=== Record excerpts ===

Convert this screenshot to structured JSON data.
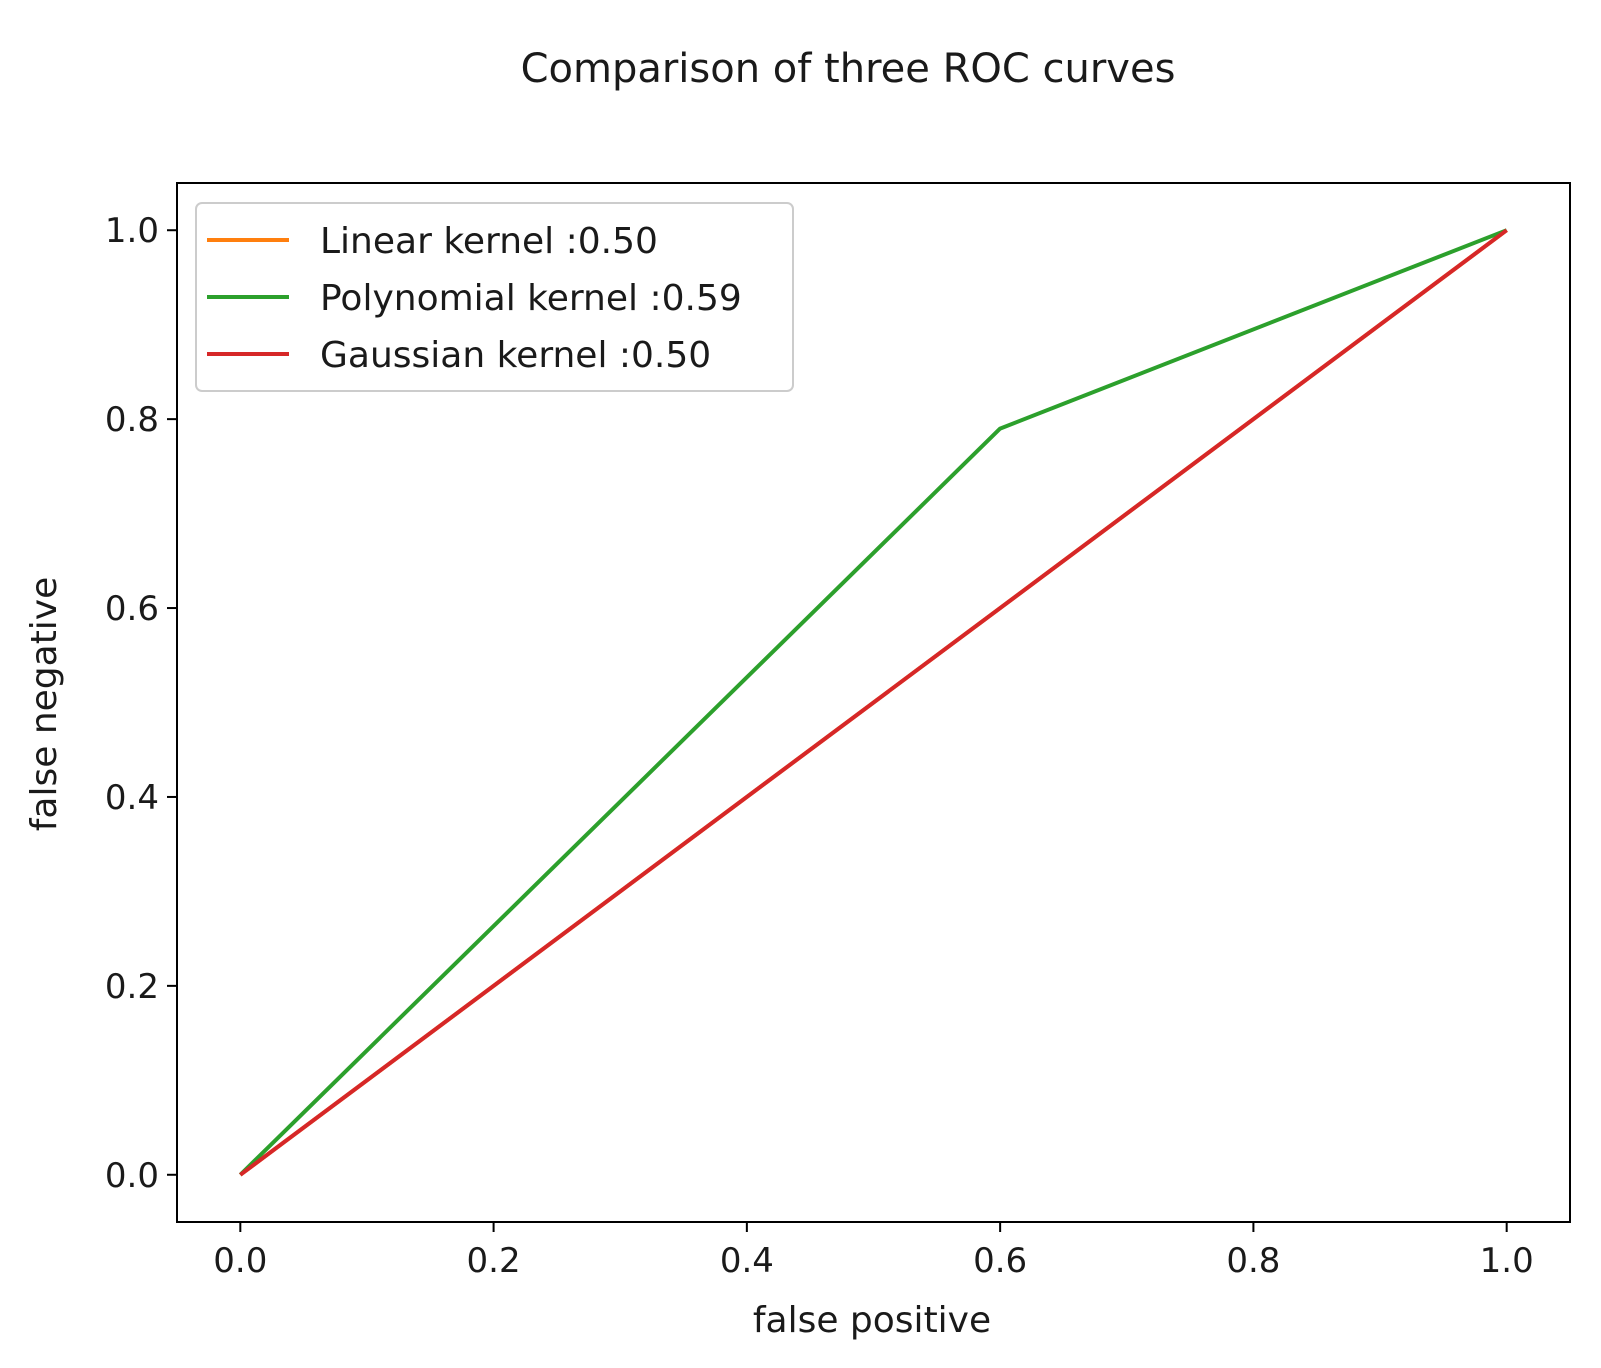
{
  "chart_data": {
    "type": "line",
    "title": "Comparison of three ROC curves",
    "xlabel": "false positive",
    "ylabel": "false negative",
    "xlim": [
      -0.05,
      1.05
    ],
    "ylim": [
      -0.05,
      1.05
    ],
    "xticks": [
      0.0,
      0.2,
      0.4,
      0.6,
      0.8,
      1.0
    ],
    "yticks": [
      0.0,
      0.2,
      0.4,
      0.6,
      0.8,
      1.0
    ],
    "xtick_labels": [
      "0.0",
      "0.2",
      "0.4",
      "0.6",
      "0.8",
      "1.0"
    ],
    "ytick_labels": [
      "0.0",
      "0.2",
      "0.4",
      "0.6",
      "0.8",
      "1.0"
    ],
    "legend_position": "top-left",
    "series": [
      {
        "name": "Linear kernel :0.50",
        "color": "#ff7f0e",
        "x": [
          0.0,
          1.0
        ],
        "y": [
          0.0,
          1.0
        ]
      },
      {
        "name": "Polynomial kernel :0.59",
        "color": "#2ca02c",
        "x": [
          0.0,
          0.6,
          1.0
        ],
        "y": [
          0.0,
          0.79,
          1.0
        ]
      },
      {
        "name": "Gaussian kernel :0.50",
        "color": "#d62728",
        "x": [
          0.0,
          1.0
        ],
        "y": [
          0.0,
          1.0
        ]
      }
    ]
  }
}
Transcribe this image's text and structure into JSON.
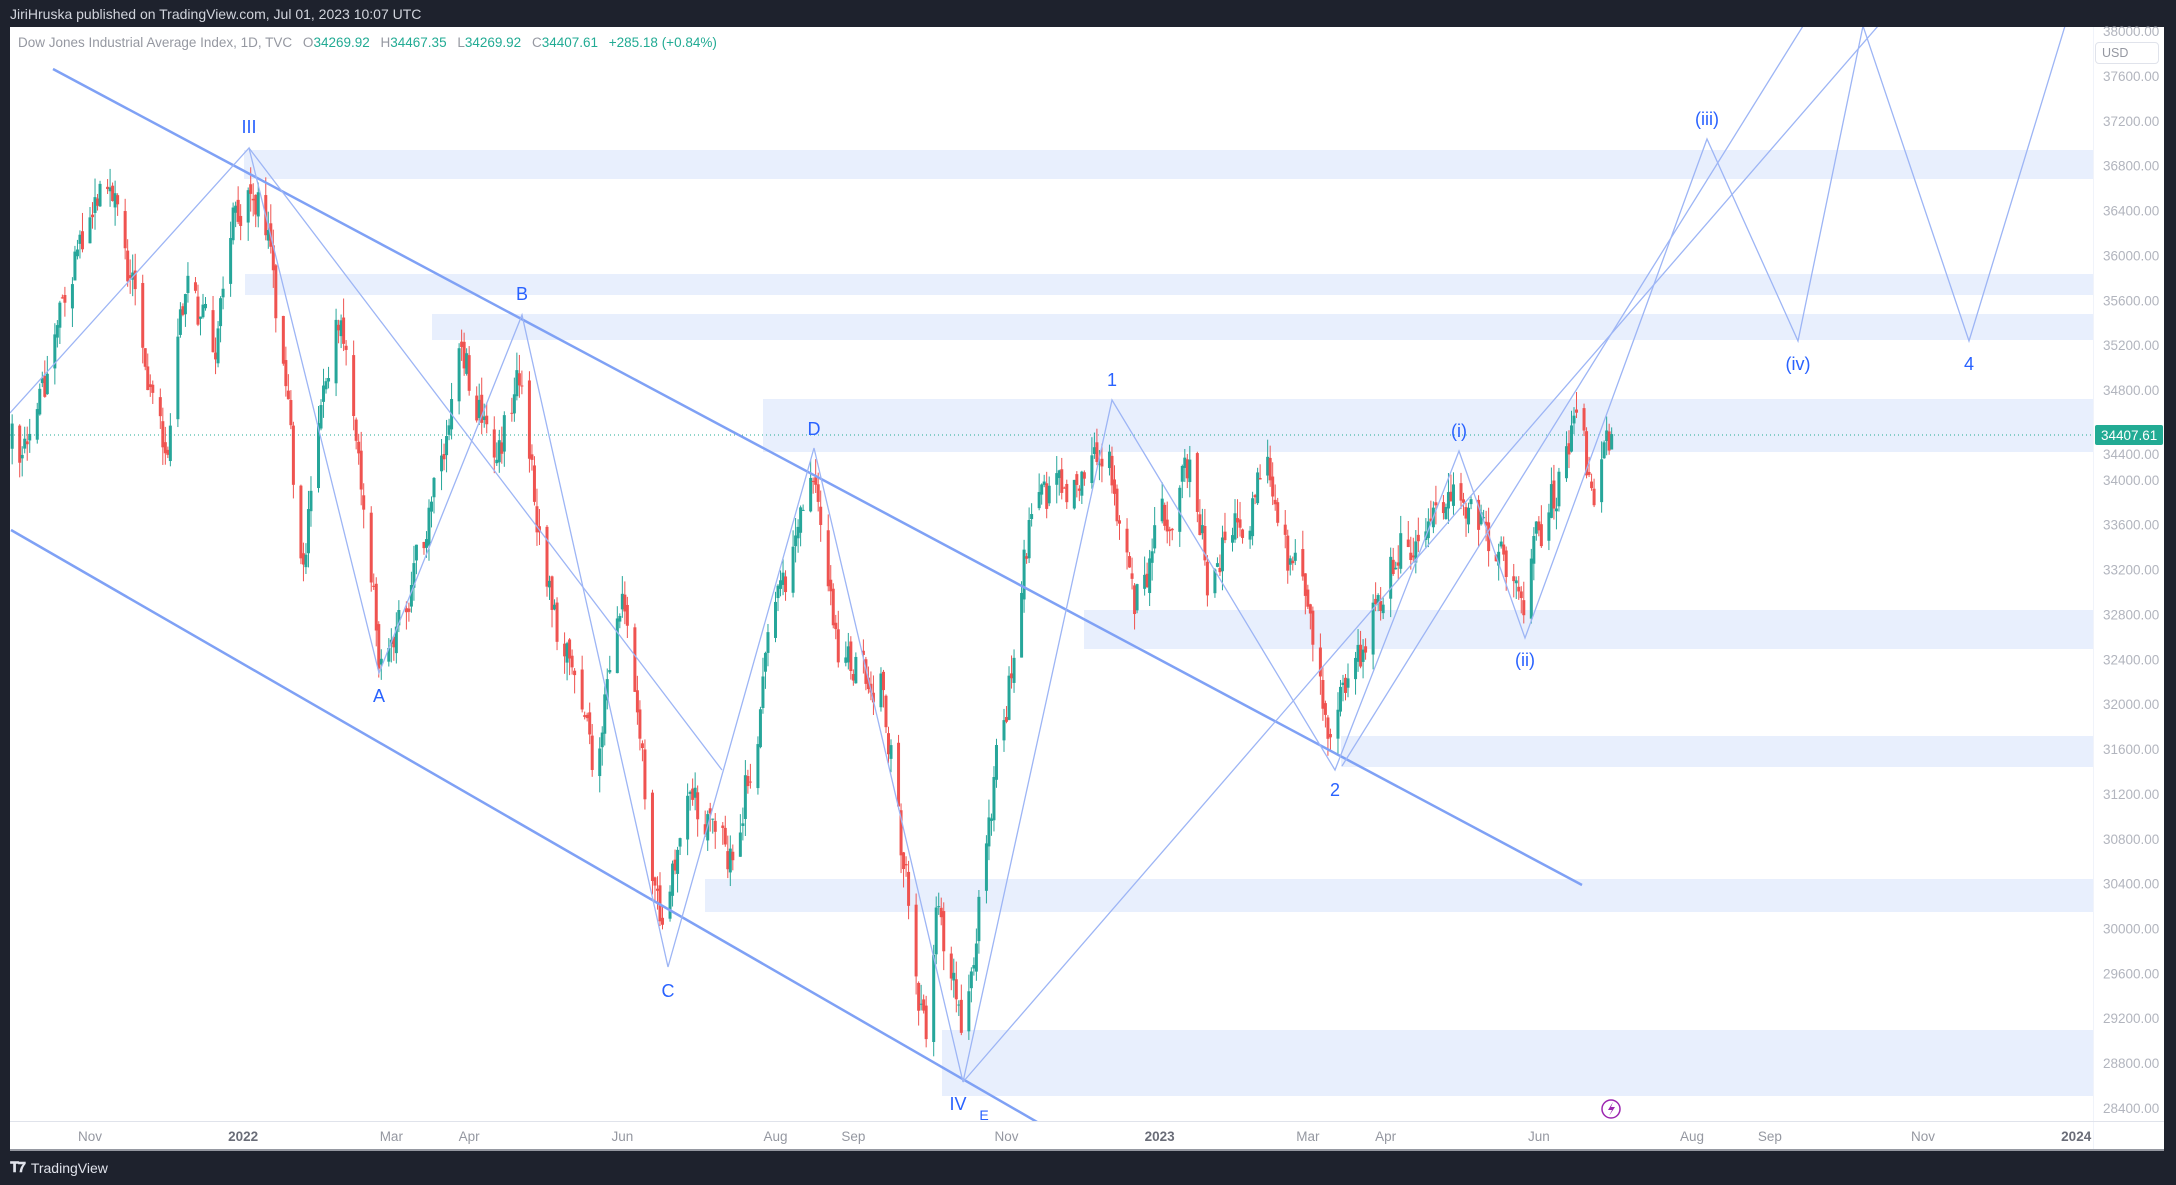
{
  "header": {
    "published": "JiriHruska published on TradingView.com, Jul 01, 2023 10:07 UTC"
  },
  "legend": {
    "symbol": "Dow Jones Industrial Average Index, 1D, TVC",
    "o_label": "O",
    "o": "34269.92",
    "h_label": "H",
    "h": "34467.35",
    "l_label": "L",
    "l": "34269.92",
    "c_label": "C",
    "c": "34407.61",
    "change": "+285.18 (+0.84%)"
  },
  "price_axis": {
    "currency": "USD",
    "labels": [
      "38000.00",
      "37600.00",
      "37200.00",
      "36800.00",
      "36400.00",
      "36000.00",
      "35600.00",
      "35200.00",
      "34800.00",
      "34400.00",
      "34000.00",
      "33600.00",
      "33200.00",
      "32800.00",
      "32400.00",
      "32000.00",
      "31600.00",
      "31200.00",
      "30800.00",
      "30400.00",
      "30000.00",
      "29600.00",
      "29200.00",
      "28800.00",
      "28400.00"
    ],
    "current_price": "34407.61"
  },
  "time_axis": [
    {
      "label": "Nov",
      "date": "2021-11-01"
    },
    {
      "label": "2022",
      "date": "2022-01-01",
      "year": true
    },
    {
      "label": "Mar",
      "date": "2022-03-01"
    },
    {
      "label": "Apr",
      "date": "2022-04-01"
    },
    {
      "label": "Jun",
      "date": "2022-06-01"
    },
    {
      "label": "Aug",
      "date": "2022-08-01"
    },
    {
      "label": "Sep",
      "date": "2022-09-01"
    },
    {
      "label": "Nov",
      "date": "2022-11-01"
    },
    {
      "label": "2023",
      "date": "2023-01-01",
      "year": true
    },
    {
      "label": "Mar",
      "date": "2023-03-01"
    },
    {
      "label": "Apr",
      "date": "2023-04-01"
    },
    {
      "label": "Jun",
      "date": "2023-06-01"
    },
    {
      "label": "Aug",
      "date": "2023-08-01"
    },
    {
      "label": "Sep",
      "date": "2023-09-01"
    },
    {
      "label": "Nov",
      "date": "2023-11-01"
    },
    {
      "label": "2024",
      "date": "2024-01-01",
      "year": true
    }
  ],
  "wave_labels": {
    "III": "III",
    "A": "A",
    "B": "B",
    "C": "C",
    "D": "D",
    "IV": "IV",
    "E": "E",
    "w1": "1",
    "w2": "2",
    "wi": "(i)",
    "wii": "(ii)",
    "wiii": "(iii)",
    "wiv": "(iv)",
    "w4": "4"
  },
  "colors": {
    "up": "#26a69a",
    "down": "#ef5350",
    "drawing": "#2962ff",
    "zone": "#e8effd",
    "accent": "#22ab94"
  },
  "footer": {
    "brand": "TradingView"
  },
  "chart_data": {
    "type": "candlestick",
    "title": "Dow Jones Industrial Average Index, 1D, TVC",
    "ylabel": "USD",
    "ylim": [
      28000,
      38000
    ],
    "last_bar": {
      "date": "2023-06-30",
      "open": 34269.92,
      "high": 34467.35,
      "low": 34269.92,
      "close": 34407.61
    },
    "approx_close_path": [
      [
        "2021-10-01",
        34300
      ],
      [
        "2021-10-05",
        33950
      ],
      [
        "2021-10-22",
        35700
      ],
      [
        "2021-11-08",
        36500
      ],
      [
        "2021-11-20",
        35600
      ],
      [
        "2021-12-01",
        34100
      ],
      [
        "2021-12-10",
        35900
      ],
      [
        "2021-12-20",
        35000
      ],
      [
        "2021-12-28",
        36300
      ],
      [
        "2022-01-04",
        36800
      ],
      [
        "2022-01-12",
        36100
      ],
      [
        "2022-01-24",
        33300
      ],
      [
        "2022-02-09",
        35600
      ],
      [
        "2022-02-24",
        32600
      ],
      [
        "2022-03-08",
        32700
      ],
      [
        "2022-03-29",
        35100
      ],
      [
        "2022-04-12",
        34200
      ],
      [
        "2022-04-21",
        35000
      ],
      [
        "2022-05-02",
        33100
      ],
      [
        "2022-05-20",
        31400
      ],
      [
        "2022-06-02",
        32900
      ],
      [
        "2022-06-17",
        29900
      ],
      [
        "2022-06-28",
        31100
      ],
      [
        "2022-07-14",
        30700
      ],
      [
        "2022-08-15",
        34100
      ],
      [
        "2022-08-26",
        32400
      ],
      [
        "2022-09-12",
        32300
      ],
      [
        "2022-09-30",
        28900
      ],
      [
        "2022-10-05",
        30200
      ],
      [
        "2022-10-14",
        29000
      ],
      [
        "2022-11-10",
        33600
      ],
      [
        "2022-12-12",
        34300
      ],
      [
        "2022-12-22",
        32900
      ],
      [
        "2023-01-13",
        34200
      ],
      [
        "2023-01-20",
        33200
      ],
      [
        "2023-02-12",
        34100
      ],
      [
        "2023-03-01",
        32700
      ],
      [
        "2023-03-11",
        31700
      ],
      [
        "2023-03-20",
        32300
      ],
      [
        "2023-04-05",
        33400
      ],
      [
        "2023-04-29",
        33900
      ],
      [
        "2023-05-10",
        33500
      ],
      [
        "2023-05-25",
        32900
      ],
      [
        "2023-06-05",
        33700
      ],
      [
        "2023-06-16",
        34400
      ],
      [
        "2023-06-23",
        33750
      ],
      [
        "2023-06-30",
        34407.61
      ]
    ],
    "zones_usd": [
      [
        36680,
        36940
      ],
      [
        35600,
        35790
      ],
      [
        35270,
        35500
      ],
      [
        34700,
        35170
      ],
      [
        32520,
        32870
      ],
      [
        31450,
        31730
      ],
      [
        30120,
        30420
      ],
      [
        28530,
        29130
      ]
    ]
  }
}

===

> _What to work on_:
Tally the lines of the data that contain the string "this" and report the total alone.

> _The reply_:
2